→ INPUT FOR THIS TASK:
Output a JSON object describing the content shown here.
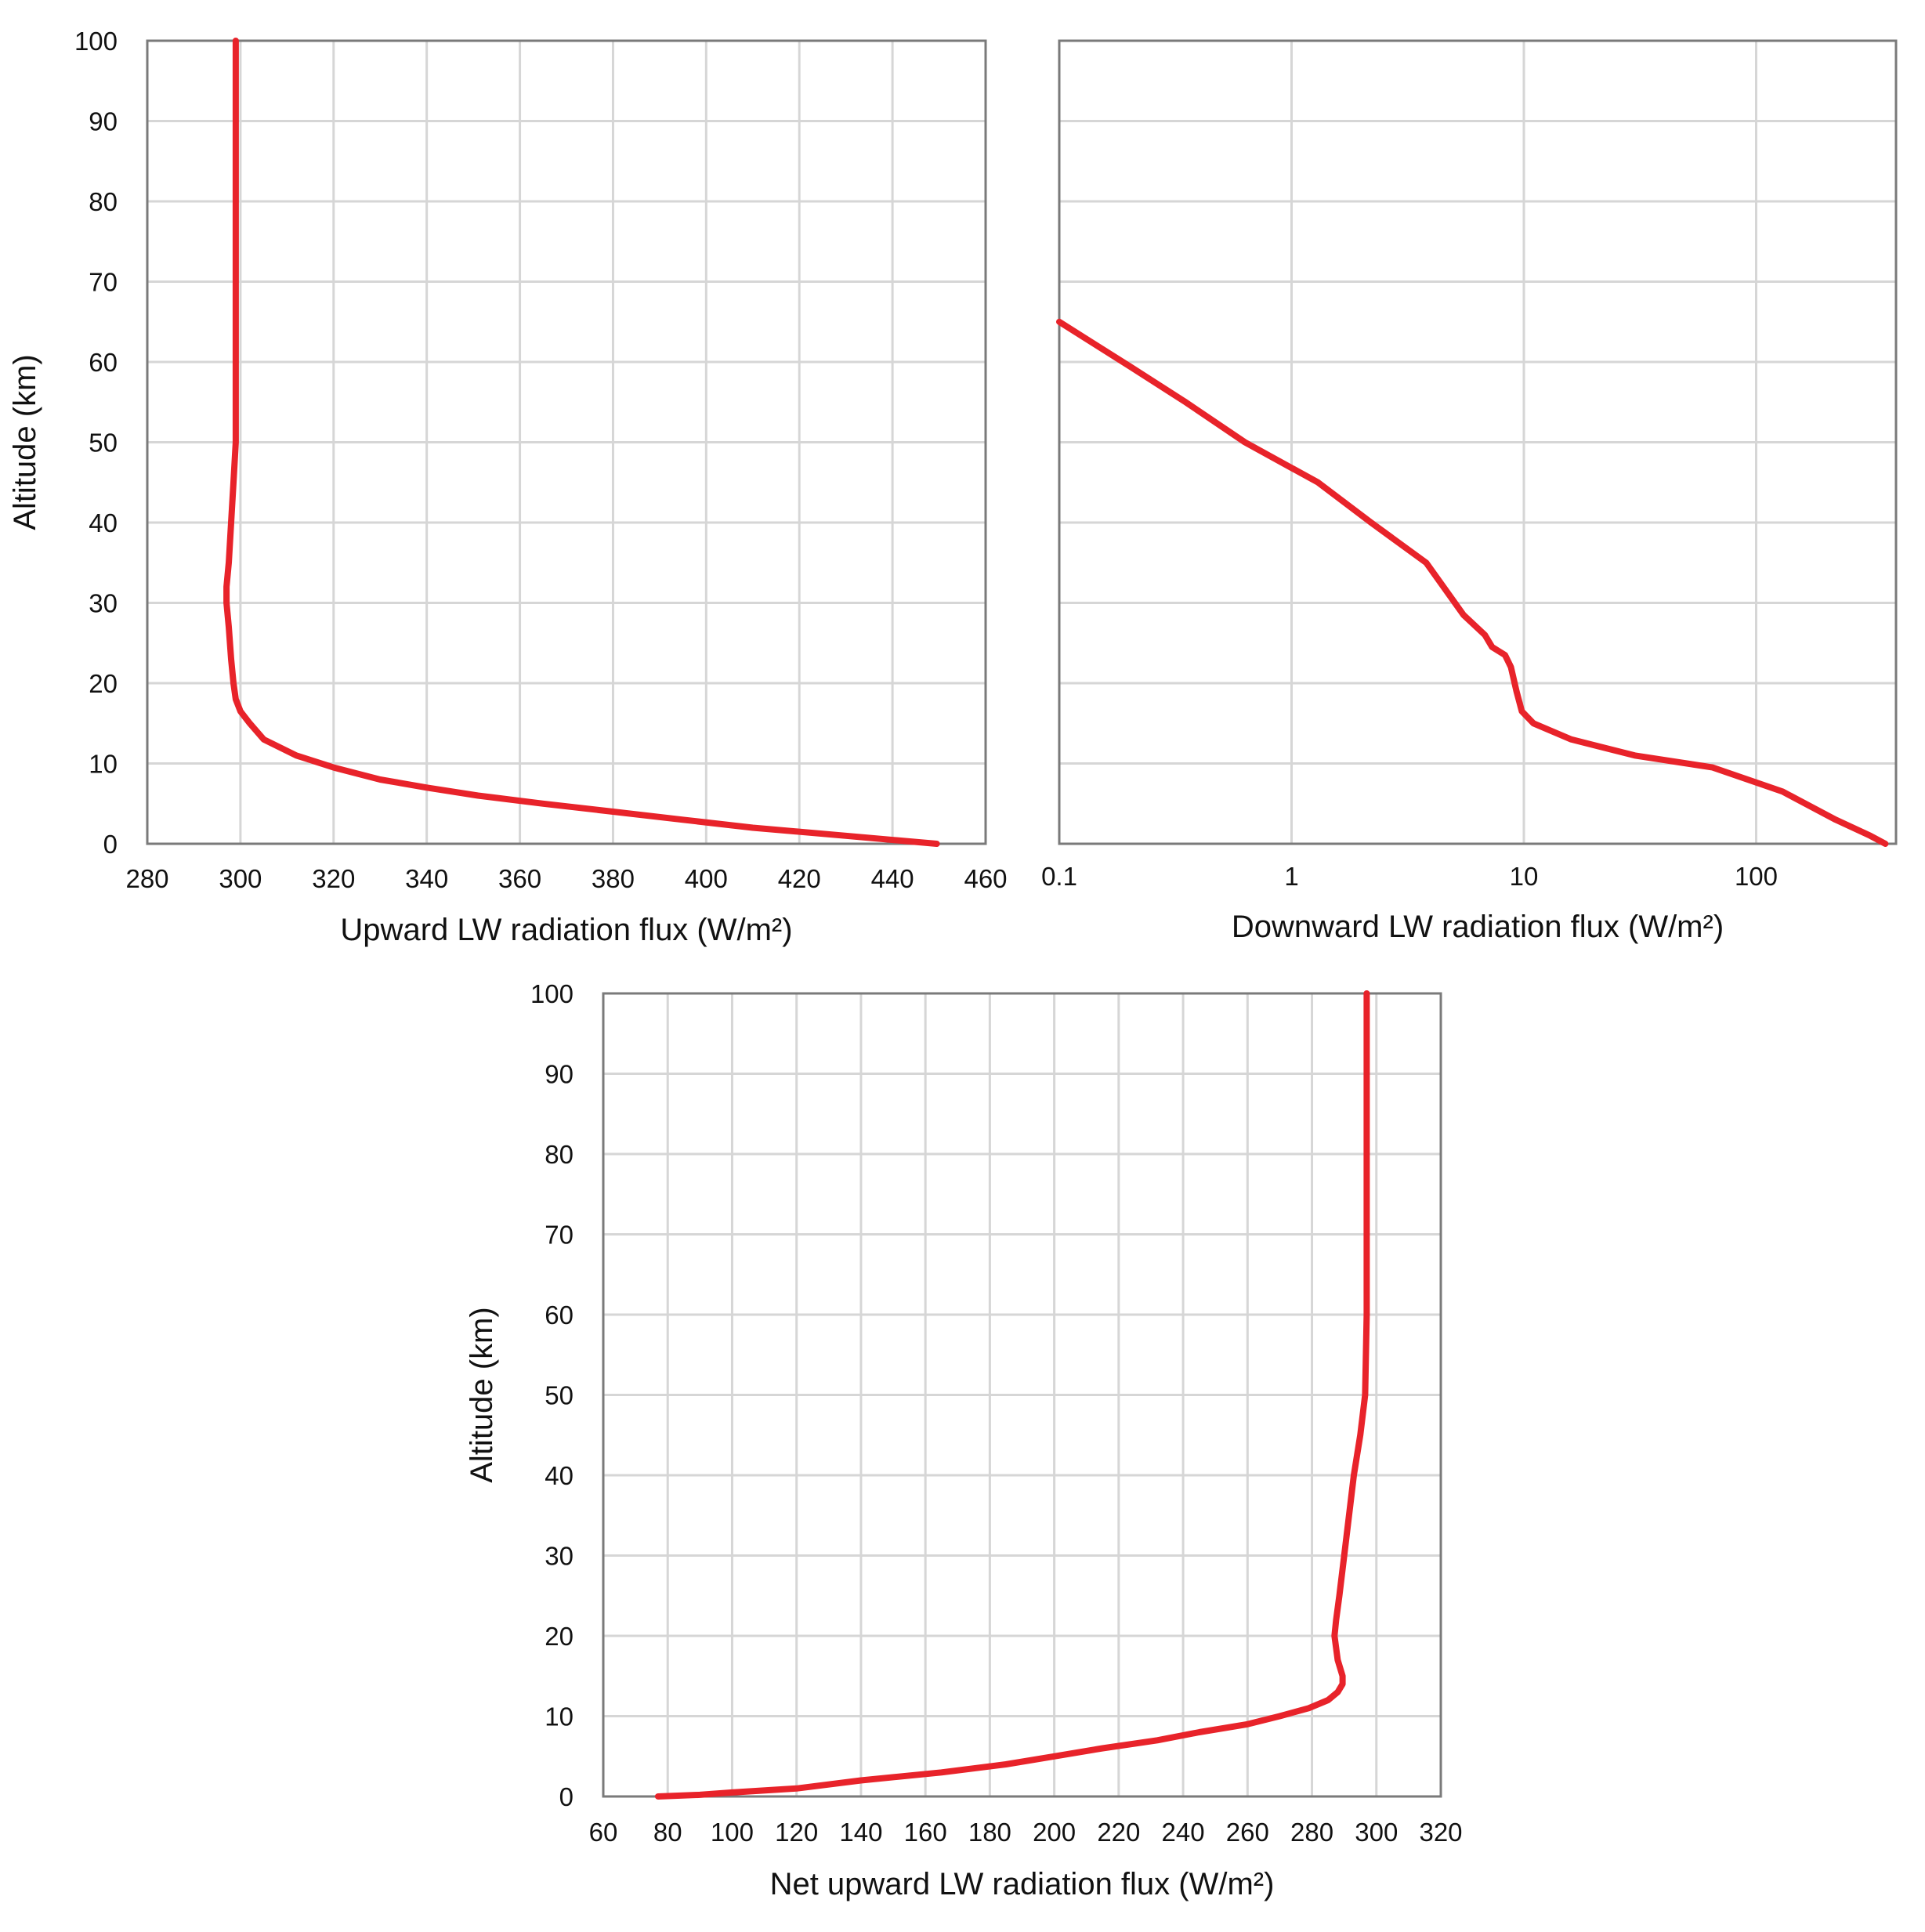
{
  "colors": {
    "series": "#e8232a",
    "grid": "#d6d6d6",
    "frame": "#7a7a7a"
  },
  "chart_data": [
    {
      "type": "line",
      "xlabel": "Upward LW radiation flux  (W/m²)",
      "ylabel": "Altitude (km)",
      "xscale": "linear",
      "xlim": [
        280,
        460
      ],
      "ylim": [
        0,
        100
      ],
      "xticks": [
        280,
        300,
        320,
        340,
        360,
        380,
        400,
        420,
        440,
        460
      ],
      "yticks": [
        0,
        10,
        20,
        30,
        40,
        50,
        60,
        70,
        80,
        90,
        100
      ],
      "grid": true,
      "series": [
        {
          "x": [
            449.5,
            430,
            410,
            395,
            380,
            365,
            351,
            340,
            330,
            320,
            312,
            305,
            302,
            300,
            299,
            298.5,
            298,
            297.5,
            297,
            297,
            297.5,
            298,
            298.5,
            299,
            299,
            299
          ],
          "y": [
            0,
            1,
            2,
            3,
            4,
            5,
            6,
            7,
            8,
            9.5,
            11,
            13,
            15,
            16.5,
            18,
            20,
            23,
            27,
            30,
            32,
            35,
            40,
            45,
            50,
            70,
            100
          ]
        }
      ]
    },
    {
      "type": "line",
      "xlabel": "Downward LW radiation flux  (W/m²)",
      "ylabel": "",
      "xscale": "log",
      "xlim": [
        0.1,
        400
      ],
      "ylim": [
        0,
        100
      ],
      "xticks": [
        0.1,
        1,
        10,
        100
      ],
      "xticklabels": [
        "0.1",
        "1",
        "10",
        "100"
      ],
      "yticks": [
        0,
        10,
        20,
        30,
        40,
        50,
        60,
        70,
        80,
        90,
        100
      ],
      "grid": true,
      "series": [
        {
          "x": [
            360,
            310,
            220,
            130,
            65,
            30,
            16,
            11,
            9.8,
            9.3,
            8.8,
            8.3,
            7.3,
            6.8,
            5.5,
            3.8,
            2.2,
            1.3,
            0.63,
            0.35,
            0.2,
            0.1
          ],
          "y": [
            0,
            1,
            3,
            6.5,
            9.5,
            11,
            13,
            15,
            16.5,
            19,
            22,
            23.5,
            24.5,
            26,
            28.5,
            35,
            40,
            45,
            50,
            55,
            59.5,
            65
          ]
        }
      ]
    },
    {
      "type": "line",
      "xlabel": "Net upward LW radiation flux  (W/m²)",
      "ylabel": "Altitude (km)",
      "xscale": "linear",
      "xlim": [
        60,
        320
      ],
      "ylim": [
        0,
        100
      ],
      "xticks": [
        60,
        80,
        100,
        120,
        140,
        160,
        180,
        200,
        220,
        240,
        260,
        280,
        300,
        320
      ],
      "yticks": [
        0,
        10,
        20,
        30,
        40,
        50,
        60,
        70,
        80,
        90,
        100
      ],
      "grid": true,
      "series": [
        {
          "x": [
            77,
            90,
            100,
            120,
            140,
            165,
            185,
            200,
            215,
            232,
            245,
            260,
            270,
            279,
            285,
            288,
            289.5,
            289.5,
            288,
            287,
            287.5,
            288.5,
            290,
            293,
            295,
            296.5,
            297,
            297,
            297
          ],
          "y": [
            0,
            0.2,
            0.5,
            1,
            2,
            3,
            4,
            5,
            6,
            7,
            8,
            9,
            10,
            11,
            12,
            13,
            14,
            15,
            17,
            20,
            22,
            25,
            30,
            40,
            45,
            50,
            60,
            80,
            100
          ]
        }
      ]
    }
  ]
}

==

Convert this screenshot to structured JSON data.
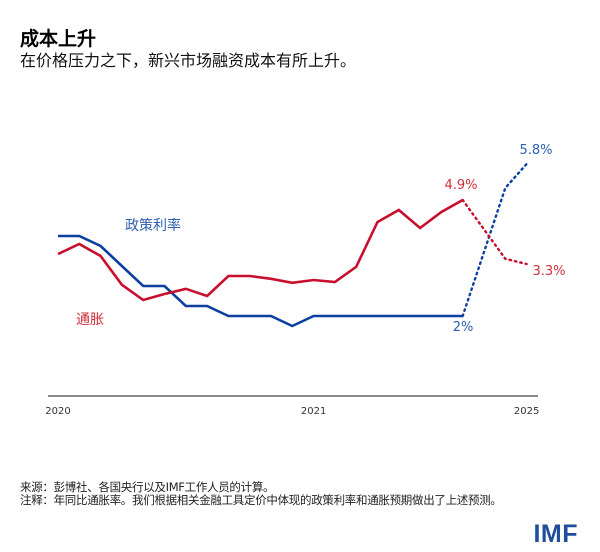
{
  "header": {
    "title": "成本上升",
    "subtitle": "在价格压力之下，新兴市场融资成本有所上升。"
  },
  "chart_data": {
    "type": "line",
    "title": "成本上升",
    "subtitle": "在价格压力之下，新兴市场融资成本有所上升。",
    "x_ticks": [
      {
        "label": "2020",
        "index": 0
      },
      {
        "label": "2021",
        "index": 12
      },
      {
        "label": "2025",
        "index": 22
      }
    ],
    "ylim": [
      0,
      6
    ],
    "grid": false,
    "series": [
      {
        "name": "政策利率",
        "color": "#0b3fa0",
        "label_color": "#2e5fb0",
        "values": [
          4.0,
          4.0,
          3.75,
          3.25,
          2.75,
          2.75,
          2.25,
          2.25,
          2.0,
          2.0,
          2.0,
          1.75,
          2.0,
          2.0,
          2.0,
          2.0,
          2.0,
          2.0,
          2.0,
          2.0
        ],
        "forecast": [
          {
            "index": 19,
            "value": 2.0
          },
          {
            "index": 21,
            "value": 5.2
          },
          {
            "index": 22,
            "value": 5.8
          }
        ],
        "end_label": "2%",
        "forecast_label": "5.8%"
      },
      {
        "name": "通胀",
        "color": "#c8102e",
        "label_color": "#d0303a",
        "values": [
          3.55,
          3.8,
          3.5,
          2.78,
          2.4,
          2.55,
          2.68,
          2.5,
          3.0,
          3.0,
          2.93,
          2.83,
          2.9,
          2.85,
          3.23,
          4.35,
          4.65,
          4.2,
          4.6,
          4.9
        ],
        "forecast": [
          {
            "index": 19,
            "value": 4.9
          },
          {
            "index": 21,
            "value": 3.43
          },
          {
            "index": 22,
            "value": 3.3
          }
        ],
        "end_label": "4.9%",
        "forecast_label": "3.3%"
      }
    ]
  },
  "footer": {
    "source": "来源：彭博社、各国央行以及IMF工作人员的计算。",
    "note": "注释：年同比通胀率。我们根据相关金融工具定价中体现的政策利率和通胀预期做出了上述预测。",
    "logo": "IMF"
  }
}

→ SET PROBLEM: Provide only the number of lines in the records containing the string "新兴市场融资成本有所上升".

→ RESULT OF THE TASK: 2